Identify each line holding the string "JSON" and copy it.

**Data listing**
-=-=-=-=-
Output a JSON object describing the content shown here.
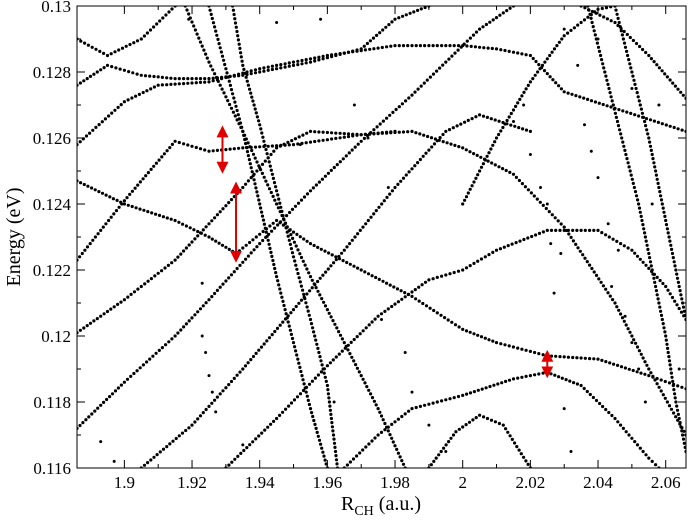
{
  "chart_data": {
    "type": "scatter",
    "title": "",
    "xlabel": "R",
    "xlabel_sub": "CH",
    "xlabel_unit": " (a.u.)",
    "ylabel": "Energy (eV)",
    "xlim": [
      1.886,
      2.066
    ],
    "ylim": [
      0.116,
      0.13
    ],
    "x_ticks": [
      {
        "value": 1.9,
        "label": "1.9"
      },
      {
        "value": 1.92,
        "label": "1.92"
      },
      {
        "value": 1.94,
        "label": "1.94"
      },
      {
        "value": 1.96,
        "label": "1.96"
      },
      {
        "value": 1.98,
        "label": "1.98"
      },
      {
        "value": 2.0,
        "label": "2"
      },
      {
        "value": 2.02,
        "label": "2.02"
      },
      {
        "value": 2.04,
        "label": "2.04"
      },
      {
        "value": 2.06,
        "label": "2.06"
      }
    ],
    "y_ticks": [
      {
        "value": 0.116,
        "label": "0.116"
      },
      {
        "value": 0.118,
        "label": "0.118"
      },
      {
        "value": 0.12,
        "label": "0.12"
      },
      {
        "value": 0.122,
        "label": "0.122"
      },
      {
        "value": 0.124,
        "label": "0.124"
      },
      {
        "value": 0.126,
        "label": "0.126"
      },
      {
        "value": 0.128,
        "label": "0.128"
      },
      {
        "value": 0.13,
        "label": "0.13"
      }
    ],
    "marker_color": "#000000",
    "arrow_color": "#e00000",
    "series": [
      {
        "points": [
          [
            1.886,
            0.1247
          ],
          [
            1.9,
            0.124
          ],
          [
            1.915,
            0.1235
          ],
          [
            1.925,
            0.123
          ],
          [
            1.933,
            0.1225
          ],
          [
            1.945,
            0.1235
          ],
          [
            1.955,
            0.1228
          ],
          [
            1.97,
            0.122
          ],
          [
            1.985,
            0.1212
          ],
          [
            2.0,
            0.1202
          ],
          [
            2.01,
            0.1198
          ],
          [
            2.025,
            0.1194
          ],
          [
            2.04,
            0.1193
          ],
          [
            2.055,
            0.1188
          ],
          [
            2.066,
            0.1184
          ]
        ]
      },
      {
        "points": [
          [
            1.886,
            0.1223
          ],
          [
            1.9,
            0.1241
          ],
          [
            1.915,
            0.1259
          ],
          [
            1.925,
            0.1256
          ],
          [
            1.935,
            0.1257
          ],
          [
            1.95,
            0.1258
          ],
          [
            1.97,
            0.1261
          ],
          [
            1.985,
            0.1262
          ],
          [
            2.0,
            0.1257
          ],
          [
            2.015,
            0.1249
          ],
          [
            2.03,
            0.1233
          ],
          [
            2.045,
            0.121
          ],
          [
            2.055,
            0.119
          ],
          [
            2.066,
            0.117
          ]
        ]
      },
      {
        "points": [
          [
            1.886,
            0.1258
          ],
          [
            1.9,
            0.1271
          ],
          [
            1.91,
            0.1276
          ],
          [
            1.925,
            0.1277
          ],
          [
            1.94,
            0.1281
          ],
          [
            1.96,
            0.1285
          ],
          [
            1.98,
            0.1288
          ],
          [
            2.0,
            0.1288
          ],
          [
            2.01,
            0.1287
          ],
          [
            2.02,
            0.1285
          ],
          [
            2.03,
            0.1274
          ],
          [
            2.045,
            0.1269
          ],
          [
            2.066,
            0.1262
          ]
        ]
      },
      {
        "points": [
          [
            1.886,
            0.1276
          ],
          [
            1.895,
            0.1282
          ],
          [
            1.905,
            0.1279
          ],
          [
            1.915,
            0.1278
          ],
          [
            1.925,
            0.1278
          ],
          [
            1.935,
            0.1279
          ],
          [
            1.955,
            0.1283
          ],
          [
            1.97,
            0.1287
          ],
          [
            1.98,
            0.1296
          ],
          [
            1.99,
            0.13
          ]
        ]
      },
      {
        "points": [
          [
            1.886,
            0.1201
          ],
          [
            1.9,
            0.1211
          ],
          [
            1.915,
            0.1223
          ],
          [
            1.925,
            0.1234
          ],
          [
            1.935,
            0.1245
          ],
          [
            1.945,
            0.1257
          ],
          [
            1.955,
            0.1262
          ],
          [
            1.97,
            0.1261
          ],
          [
            1.98,
            0.1262
          ]
        ]
      },
      {
        "points": [
          [
            1.886,
            0.1172
          ],
          [
            1.9,
            0.1186
          ],
          [
            1.915,
            0.12
          ],
          [
            1.925,
            0.1211
          ],
          [
            1.94,
            0.1228
          ],
          [
            1.955,
            0.1244
          ],
          [
            1.97,
            0.1259
          ],
          [
            1.985,
            0.1273
          ],
          [
            1.995,
            0.1283
          ],
          [
            2.005,
            0.1293
          ],
          [
            2.015,
            0.13
          ]
        ]
      },
      {
        "points": [
          [
            1.886,
            0.129
          ],
          [
            1.895,
            0.1285
          ],
          [
            1.905,
            0.129
          ],
          [
            1.915,
            0.13
          ]
        ]
      },
      {
        "points": [
          [
            1.905,
            0.116
          ],
          [
            1.92,
            0.1173
          ],
          [
            1.935,
            0.119
          ],
          [
            1.95,
            0.1208
          ],
          [
            1.965,
            0.1226
          ],
          [
            1.98,
            0.1245
          ],
          [
            1.995,
            0.1262
          ],
          [
            2.005,
            0.1267
          ],
          [
            2.02,
            0.1262
          ]
        ]
      },
      {
        "points": [
          [
            1.93,
            0.116
          ],
          [
            1.945,
            0.1175
          ],
          [
            1.96,
            0.1191
          ],
          [
            1.975,
            0.1206
          ],
          [
            1.99,
            0.1217
          ],
          [
            2.0,
            0.122
          ],
          [
            2.01,
            0.1226
          ],
          [
            2.025,
            0.1232
          ],
          [
            2.04,
            0.1232
          ],
          [
            2.05,
            0.1226
          ],
          [
            2.06,
            0.1215
          ],
          [
            2.066,
            0.1205
          ]
        ]
      },
      {
        "points": [
          [
            1.965,
            0.116
          ],
          [
            1.975,
            0.117
          ],
          [
            1.985,
            0.1178
          ],
          [
            2.0,
            0.1182
          ],
          [
            2.015,
            0.1187
          ],
          [
            2.025,
            0.1189
          ],
          [
            2.035,
            0.1185
          ],
          [
            2.045,
            0.1175
          ],
          [
            2.055,
            0.1163
          ],
          [
            2.058,
            0.116
          ]
        ]
      },
      {
        "points": [
          [
            1.99,
            0.116
          ],
          [
            1.998,
            0.1171
          ],
          [
            2.005,
            0.1176
          ],
          [
            2.012,
            0.1173
          ],
          [
            2.02,
            0.116
          ]
        ]
      },
      {
        "points": [
          [
            2.0,
            0.124
          ],
          [
            2.01,
            0.126
          ],
          [
            2.02,
            0.1277
          ],
          [
            2.03,
            0.1291
          ],
          [
            2.04,
            0.1299
          ],
          [
            2.045,
            0.13
          ]
        ]
      },
      {
        "points": [
          [
            2.035,
            0.13
          ],
          [
            2.045,
            0.1295
          ],
          [
            2.055,
            0.1285
          ],
          [
            2.066,
            0.1272
          ]
        ]
      },
      {
        "points": [
          [
            1.918,
            0.13
          ],
          [
            1.925,
            0.1283
          ],
          [
            1.935,
            0.1262
          ],
          [
            1.945,
            0.124
          ],
          [
            1.955,
            0.1218
          ],
          [
            1.965,
            0.1198
          ],
          [
            1.975,
            0.1178
          ],
          [
            1.983,
            0.116
          ]
        ]
      },
      {
        "points": [
          [
            1.925,
            0.13
          ],
          [
            1.93,
            0.1281
          ],
          [
            1.935,
            0.1262
          ],
          [
            1.94,
            0.124
          ],
          [
            1.945,
            0.1218
          ],
          [
            1.95,
            0.1198
          ],
          [
            1.955,
            0.1178
          ],
          [
            1.96,
            0.116
          ]
        ]
      },
      {
        "points": [
          [
            1.932,
            0.13
          ],
          [
            1.935,
            0.1282
          ],
          [
            1.94,
            0.1264
          ],
          [
            1.945,
            0.1244
          ],
          [
            1.95,
            0.1224
          ],
          [
            1.955,
            0.1205
          ],
          [
            1.96,
            0.1185
          ],
          [
            1.963,
            0.116
          ]
        ]
      },
      {
        "points": [
          [
            2.037,
            0.13
          ],
          [
            2.042,
            0.128
          ],
          [
            2.047,
            0.126
          ],
          [
            2.052,
            0.124
          ],
          [
            2.056,
            0.122
          ],
          [
            2.06,
            0.12
          ],
          [
            2.063,
            0.118
          ],
          [
            2.066,
            0.1165
          ]
        ]
      },
      {
        "points": [
          [
            2.045,
            0.13
          ],
          [
            2.05,
            0.128
          ],
          [
            2.055,
            0.126
          ],
          [
            2.059,
            0.124
          ],
          [
            2.063,
            0.122
          ],
          [
            2.066,
            0.1205
          ]
        ]
      }
    ],
    "scatter": [
      [
        1.923,
        0.1216
      ],
      [
        1.923,
        0.12
      ],
      [
        1.924,
        0.1195
      ],
      [
        1.925,
        0.1188
      ],
      [
        1.926,
        0.1183
      ],
      [
        1.927,
        0.1177
      ],
      [
        1.935,
        0.1167
      ],
      [
        1.945,
        0.1295
      ],
      [
        1.968,
        0.127
      ],
      [
        1.972,
        0.126
      ],
      [
        1.978,
        0.1245
      ],
      [
        1.983,
        0.1195
      ],
      [
        1.985,
        0.1183
      ],
      [
        1.99,
        0.1173
      ],
      [
        1.995,
        0.1165
      ],
      [
        2.015,
        0.1265
      ],
      [
        2.02,
        0.1255
      ],
      [
        2.023,
        0.1245
      ],
      [
        2.025,
        0.124
      ],
      [
        2.026,
        0.1228
      ],
      [
        2.027,
        0.1213
      ],
      [
        2.03,
        0.1178
      ],
      [
        2.032,
        0.1165
      ],
      [
        2.036,
        0.1264
      ],
      [
        2.038,
        0.1256
      ],
      [
        2.04,
        0.1248
      ],
      [
        2.043,
        0.1234
      ],
      [
        2.046,
        0.1226
      ],
      [
        2.048,
        0.1206
      ],
      [
        2.05,
        0.1198
      ],
      [
        2.052,
        0.119
      ],
      [
        2.054,
        0.118
      ],
      [
        2.03,
        0.1293
      ],
      [
        2.034,
        0.1282
      ],
      [
        2.05,
        0.1275
      ],
      [
        2.058,
        0.127
      ],
      [
        1.893,
        0.1168
      ],
      [
        1.897,
        0.1162
      ],
      [
        1.919,
        0.1296
      ],
      [
        1.962,
        0.118
      ],
      [
        1.952,
        0.1258
      ],
      [
        1.976,
        0.1205
      ],
      [
        2.018,
        0.127
      ],
      [
        2.029,
        0.1225
      ],
      [
        2.044,
        0.1215
      ],
      [
        2.056,
        0.124
      ],
      [
        2.061,
        0.123
      ],
      [
        2.064,
        0.119
      ],
      [
        1.958,
        0.1296
      ],
      [
        2.04,
        0.129
      ]
    ],
    "arrows": [
      {
        "x": 1.929,
        "y1": 0.1251,
        "y2": 0.1262
      },
      {
        "x": 1.933,
        "y1": 0.1224,
        "y2": 0.1245
      },
      {
        "x": 2.025,
        "y1": 0.1189,
        "y2": 0.1194
      }
    ]
  }
}
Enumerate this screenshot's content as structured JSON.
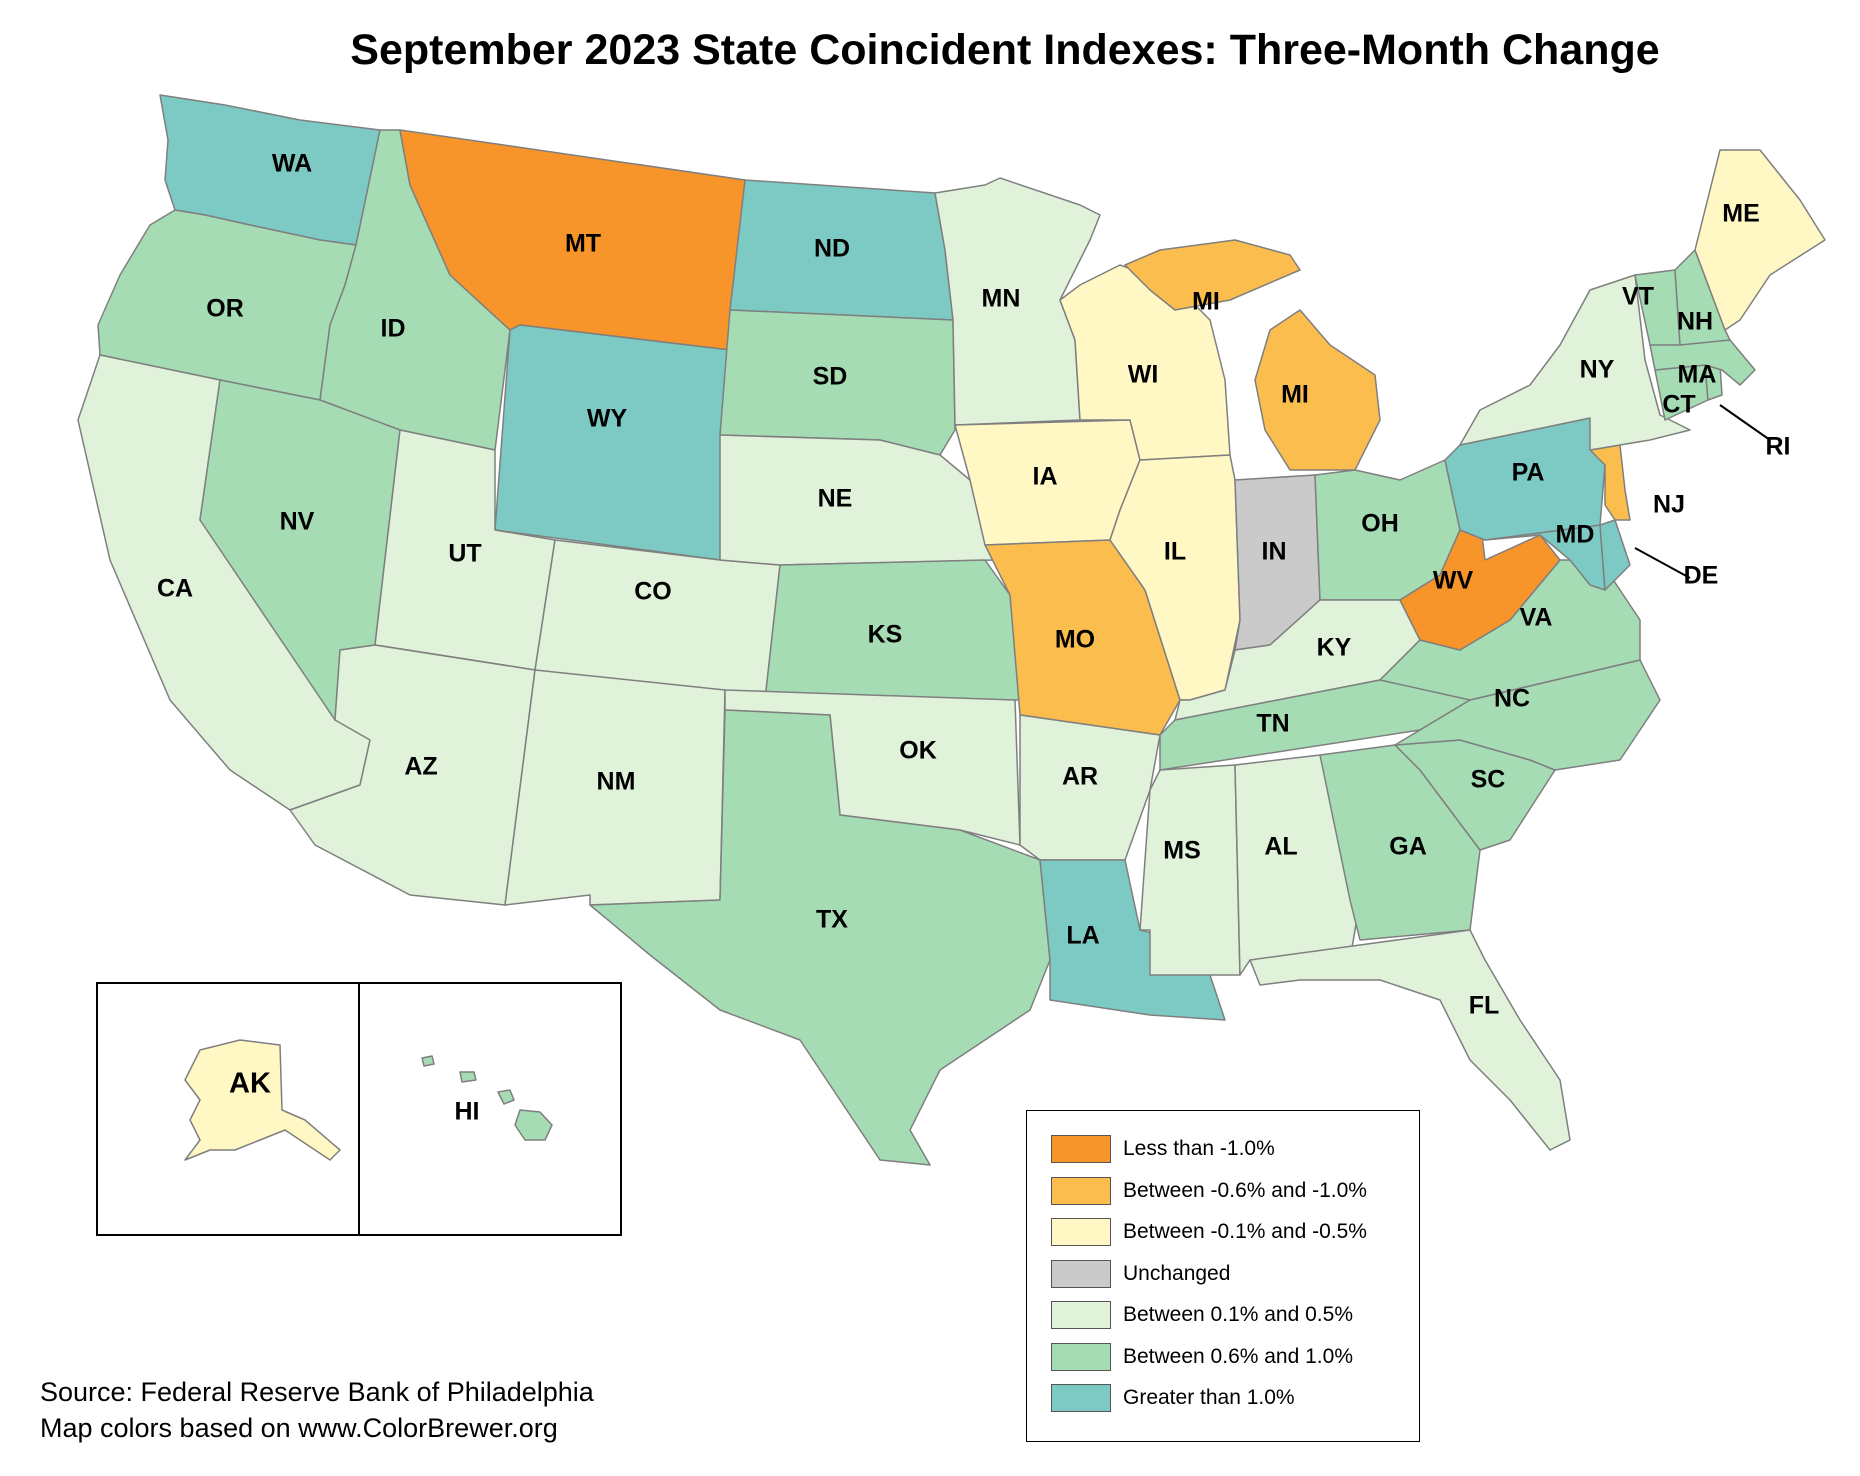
-=-=-=-=-
**Written solution**
Output a JSON object describing the content shown here.
Enumerate this screenshot's content as structured JSON.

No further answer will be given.